▸ **Problem to work on**
Search the listing for "What" and copy every line where it appears.

>> START Dataset entries

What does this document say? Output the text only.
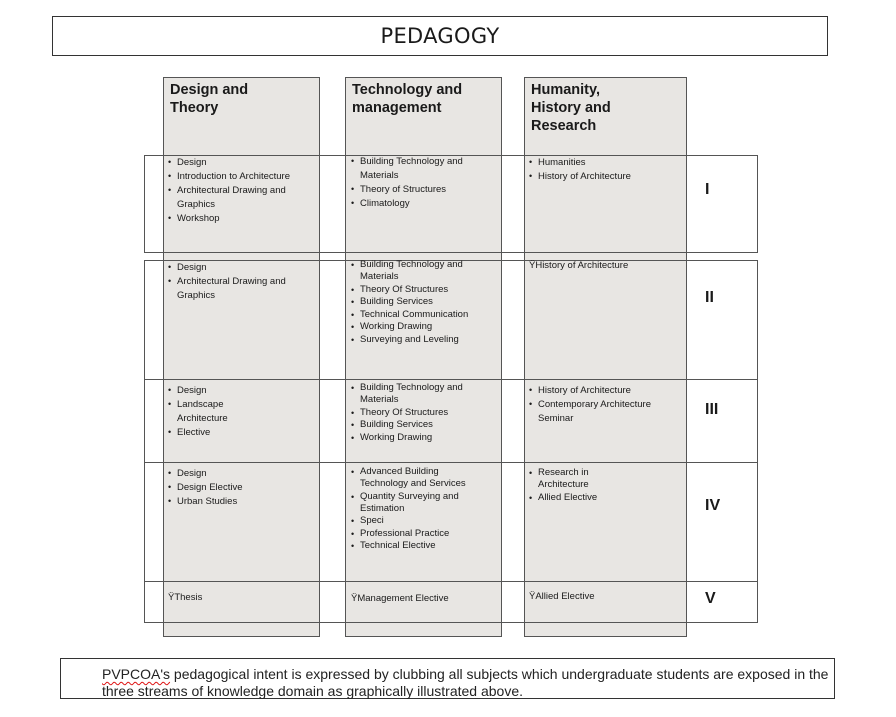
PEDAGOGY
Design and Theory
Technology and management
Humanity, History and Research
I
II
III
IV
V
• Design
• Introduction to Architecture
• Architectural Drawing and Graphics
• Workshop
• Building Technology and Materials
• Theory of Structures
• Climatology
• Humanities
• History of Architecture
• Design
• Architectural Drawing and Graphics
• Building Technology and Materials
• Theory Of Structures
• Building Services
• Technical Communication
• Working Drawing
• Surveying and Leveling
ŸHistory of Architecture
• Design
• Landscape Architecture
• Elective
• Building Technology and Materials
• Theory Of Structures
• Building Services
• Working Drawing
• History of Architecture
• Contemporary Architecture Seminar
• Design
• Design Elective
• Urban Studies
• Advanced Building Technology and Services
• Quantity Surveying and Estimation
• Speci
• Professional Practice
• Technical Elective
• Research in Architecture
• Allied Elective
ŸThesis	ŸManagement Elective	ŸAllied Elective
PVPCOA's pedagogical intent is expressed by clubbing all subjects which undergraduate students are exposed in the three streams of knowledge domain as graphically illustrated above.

>> END Dataset entries
>> START Dataset entries

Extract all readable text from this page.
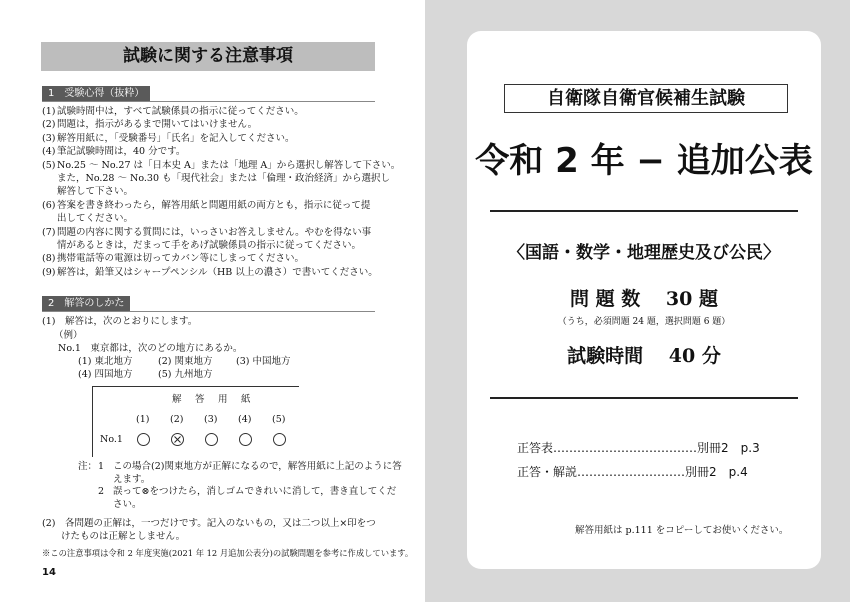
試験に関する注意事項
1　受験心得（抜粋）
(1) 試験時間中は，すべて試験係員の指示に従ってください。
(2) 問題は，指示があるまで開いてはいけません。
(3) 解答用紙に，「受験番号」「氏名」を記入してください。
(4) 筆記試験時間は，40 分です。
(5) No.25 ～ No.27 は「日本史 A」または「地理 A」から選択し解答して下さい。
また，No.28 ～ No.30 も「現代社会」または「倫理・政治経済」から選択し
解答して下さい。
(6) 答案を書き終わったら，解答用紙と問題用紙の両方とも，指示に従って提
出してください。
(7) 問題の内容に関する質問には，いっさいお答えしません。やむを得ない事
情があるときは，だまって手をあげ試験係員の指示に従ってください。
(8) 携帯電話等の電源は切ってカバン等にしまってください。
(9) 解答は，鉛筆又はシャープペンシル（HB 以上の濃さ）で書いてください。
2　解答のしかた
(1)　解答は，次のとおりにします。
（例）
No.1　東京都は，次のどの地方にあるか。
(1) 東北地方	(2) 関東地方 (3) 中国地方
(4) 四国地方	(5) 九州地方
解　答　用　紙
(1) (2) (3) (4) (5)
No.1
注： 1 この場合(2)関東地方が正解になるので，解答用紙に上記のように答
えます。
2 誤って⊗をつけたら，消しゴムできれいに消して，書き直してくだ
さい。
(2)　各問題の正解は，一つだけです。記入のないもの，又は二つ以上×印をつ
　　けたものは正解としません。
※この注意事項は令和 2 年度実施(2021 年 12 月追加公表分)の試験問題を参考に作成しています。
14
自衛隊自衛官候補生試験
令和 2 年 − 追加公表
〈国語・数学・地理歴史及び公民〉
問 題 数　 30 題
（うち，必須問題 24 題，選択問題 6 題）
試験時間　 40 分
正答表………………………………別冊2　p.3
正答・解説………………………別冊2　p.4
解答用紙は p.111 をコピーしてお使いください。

>> END Dataset entries
>> START Dataset entries

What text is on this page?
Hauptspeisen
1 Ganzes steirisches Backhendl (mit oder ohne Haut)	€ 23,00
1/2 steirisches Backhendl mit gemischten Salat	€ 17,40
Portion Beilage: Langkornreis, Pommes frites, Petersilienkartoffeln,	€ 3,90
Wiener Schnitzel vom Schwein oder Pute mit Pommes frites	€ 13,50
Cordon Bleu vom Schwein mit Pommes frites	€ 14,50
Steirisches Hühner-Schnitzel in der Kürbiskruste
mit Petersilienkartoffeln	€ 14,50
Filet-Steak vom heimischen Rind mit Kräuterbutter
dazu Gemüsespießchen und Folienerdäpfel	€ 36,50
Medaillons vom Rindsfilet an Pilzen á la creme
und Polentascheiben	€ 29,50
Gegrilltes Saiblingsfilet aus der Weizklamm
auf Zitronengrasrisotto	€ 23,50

>> END Dataset entries

▸ **Solved problem**
What does this document say? Output the text only.
What text is on this page?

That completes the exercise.